→ Records
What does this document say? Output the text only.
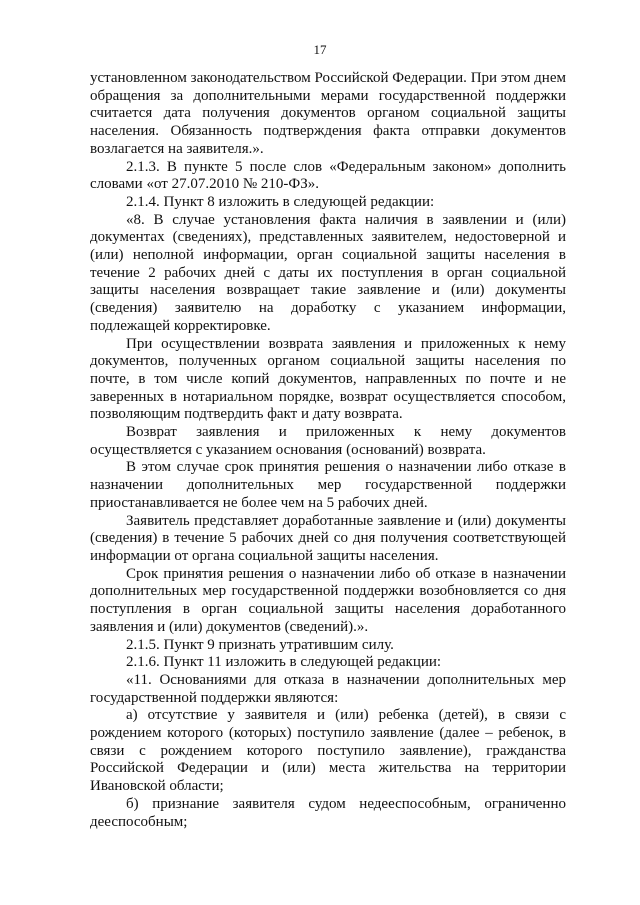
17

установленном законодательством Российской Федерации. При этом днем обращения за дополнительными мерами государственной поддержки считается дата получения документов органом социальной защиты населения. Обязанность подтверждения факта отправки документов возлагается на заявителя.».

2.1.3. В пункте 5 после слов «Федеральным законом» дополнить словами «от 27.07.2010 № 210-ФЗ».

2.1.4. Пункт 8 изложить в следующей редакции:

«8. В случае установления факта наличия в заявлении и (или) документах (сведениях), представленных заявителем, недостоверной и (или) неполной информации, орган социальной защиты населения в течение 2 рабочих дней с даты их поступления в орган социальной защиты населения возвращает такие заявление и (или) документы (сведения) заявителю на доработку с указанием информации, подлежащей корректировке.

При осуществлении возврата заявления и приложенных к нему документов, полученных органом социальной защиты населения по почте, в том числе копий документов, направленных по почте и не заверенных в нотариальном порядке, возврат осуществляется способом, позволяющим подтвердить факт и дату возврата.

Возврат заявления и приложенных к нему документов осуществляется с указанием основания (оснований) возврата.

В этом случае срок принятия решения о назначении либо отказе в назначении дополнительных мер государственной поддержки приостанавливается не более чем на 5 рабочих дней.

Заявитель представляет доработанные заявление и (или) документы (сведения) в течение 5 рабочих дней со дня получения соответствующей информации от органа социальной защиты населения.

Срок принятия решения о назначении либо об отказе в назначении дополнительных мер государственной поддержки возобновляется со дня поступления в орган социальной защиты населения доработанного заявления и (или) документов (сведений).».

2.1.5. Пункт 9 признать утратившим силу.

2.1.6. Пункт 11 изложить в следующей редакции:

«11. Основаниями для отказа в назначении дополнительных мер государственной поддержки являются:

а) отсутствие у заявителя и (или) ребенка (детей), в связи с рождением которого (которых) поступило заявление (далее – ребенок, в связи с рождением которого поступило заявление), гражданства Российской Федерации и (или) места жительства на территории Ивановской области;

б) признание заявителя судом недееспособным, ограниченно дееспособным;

...

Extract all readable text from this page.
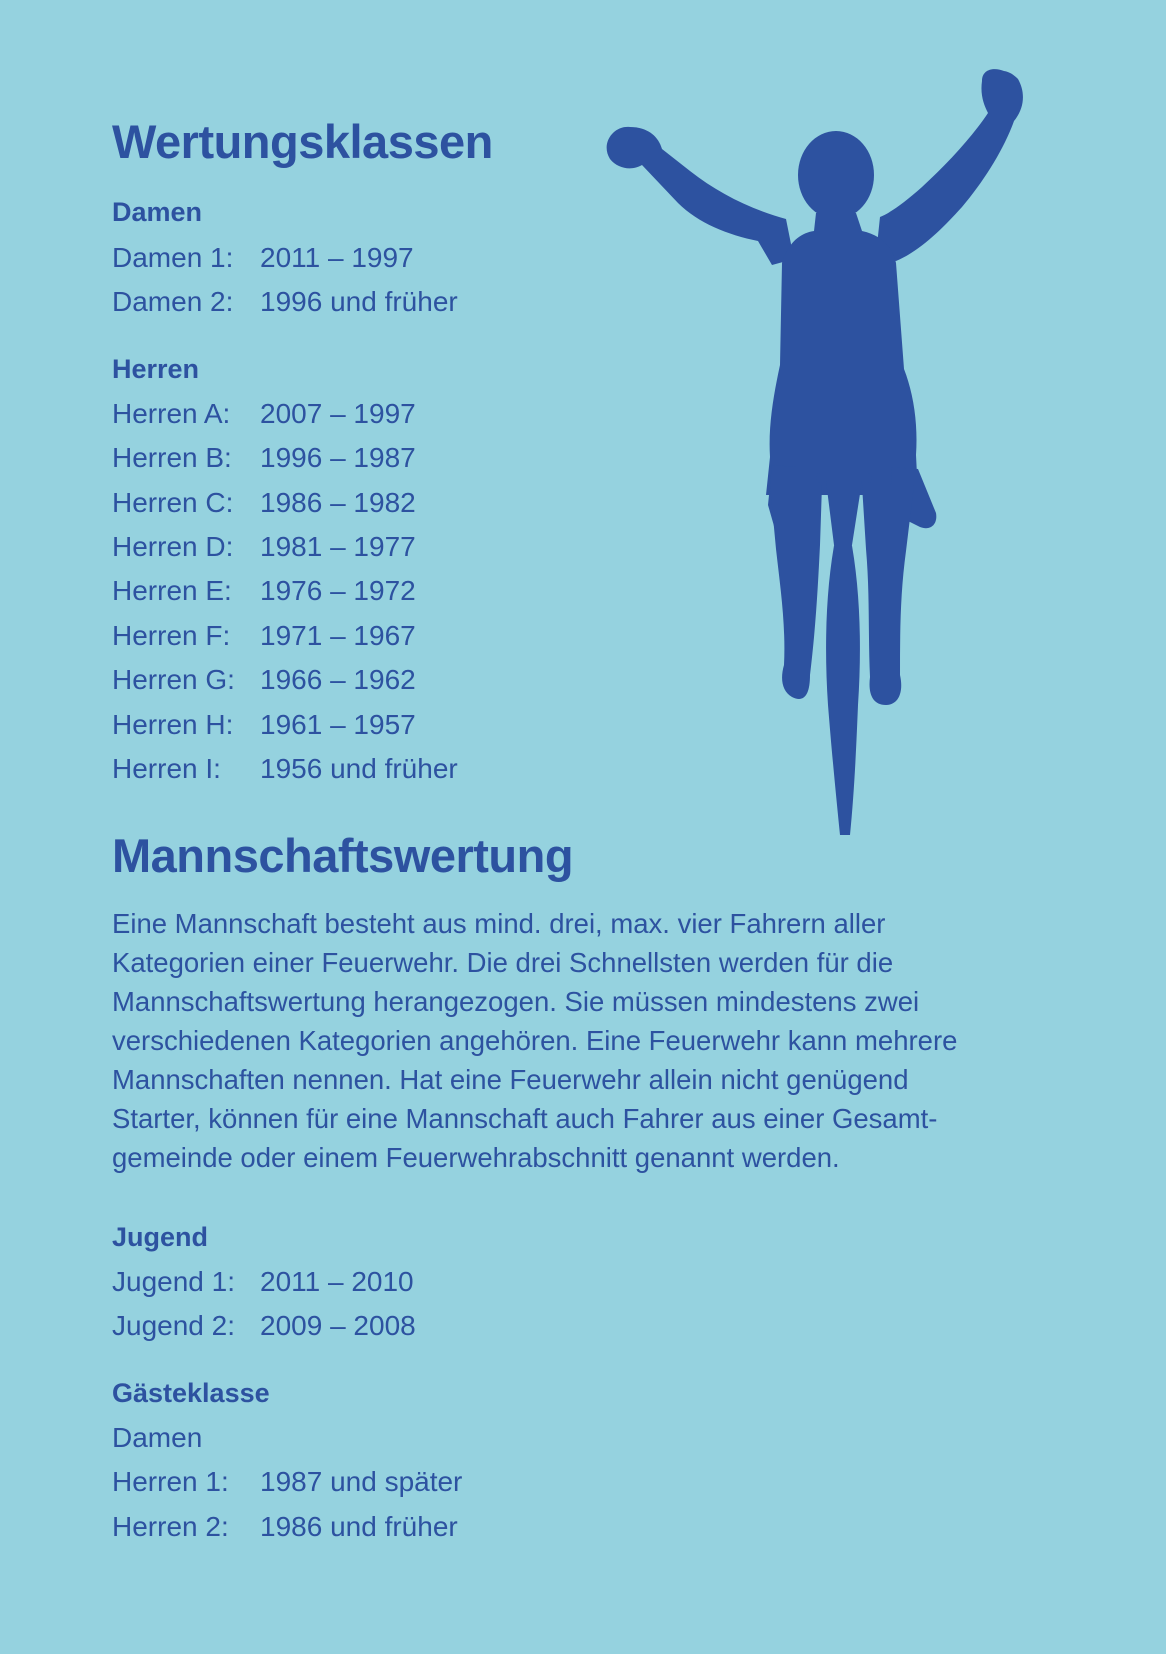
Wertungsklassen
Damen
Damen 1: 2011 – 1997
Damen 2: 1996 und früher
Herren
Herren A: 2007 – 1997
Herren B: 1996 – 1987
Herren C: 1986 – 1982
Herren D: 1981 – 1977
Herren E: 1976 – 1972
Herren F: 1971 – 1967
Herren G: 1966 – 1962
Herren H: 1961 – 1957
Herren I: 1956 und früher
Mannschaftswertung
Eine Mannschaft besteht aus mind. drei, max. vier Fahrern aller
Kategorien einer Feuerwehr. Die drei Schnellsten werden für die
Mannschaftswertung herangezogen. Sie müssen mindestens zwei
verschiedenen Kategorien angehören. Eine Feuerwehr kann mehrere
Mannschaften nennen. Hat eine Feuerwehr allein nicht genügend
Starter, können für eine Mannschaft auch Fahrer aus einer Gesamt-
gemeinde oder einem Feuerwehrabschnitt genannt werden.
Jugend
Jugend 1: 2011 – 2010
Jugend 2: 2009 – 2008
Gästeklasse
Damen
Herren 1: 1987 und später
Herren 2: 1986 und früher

==

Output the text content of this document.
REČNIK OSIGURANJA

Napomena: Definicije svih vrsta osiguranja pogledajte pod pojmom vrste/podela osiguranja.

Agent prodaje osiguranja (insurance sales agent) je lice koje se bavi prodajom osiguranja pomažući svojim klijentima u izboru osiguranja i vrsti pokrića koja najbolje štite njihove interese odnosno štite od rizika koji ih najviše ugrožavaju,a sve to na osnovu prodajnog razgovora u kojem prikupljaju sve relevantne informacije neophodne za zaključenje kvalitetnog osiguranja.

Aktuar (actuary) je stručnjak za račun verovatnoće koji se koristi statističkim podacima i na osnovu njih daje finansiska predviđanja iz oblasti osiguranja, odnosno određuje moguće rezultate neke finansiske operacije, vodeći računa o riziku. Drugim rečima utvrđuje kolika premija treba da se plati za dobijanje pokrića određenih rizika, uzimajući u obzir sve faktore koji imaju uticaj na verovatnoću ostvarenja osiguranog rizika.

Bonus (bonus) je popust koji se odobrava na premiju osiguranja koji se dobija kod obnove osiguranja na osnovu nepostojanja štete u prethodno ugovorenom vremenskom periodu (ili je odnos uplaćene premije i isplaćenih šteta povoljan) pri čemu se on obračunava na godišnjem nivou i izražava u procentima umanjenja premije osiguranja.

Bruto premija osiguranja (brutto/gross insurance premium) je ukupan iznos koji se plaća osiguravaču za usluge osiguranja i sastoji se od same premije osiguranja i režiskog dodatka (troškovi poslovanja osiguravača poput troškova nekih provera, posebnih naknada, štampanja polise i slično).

→ Brief
From the entries above, extract every line where the word "информации" appears.

→ Result
«8. В случае установления факта наличия в заявлении и (или) документах (сведениях), представленных заявителем, недостоверной и (или) неполной информации, орган социальной защиты населения в течение 2 рабочих дней с даты их поступления в орган социальной защиты населения возвращает такие заявление и (или) документы (сведения) заявителю на доработку с указанием информации, подлежащей корректировке.
Заявитель представляет доработанные заявление и (или) документы (сведения) в течение 5 рабочих дней со дня получения соответствующей информации от органа социальной защиты населения.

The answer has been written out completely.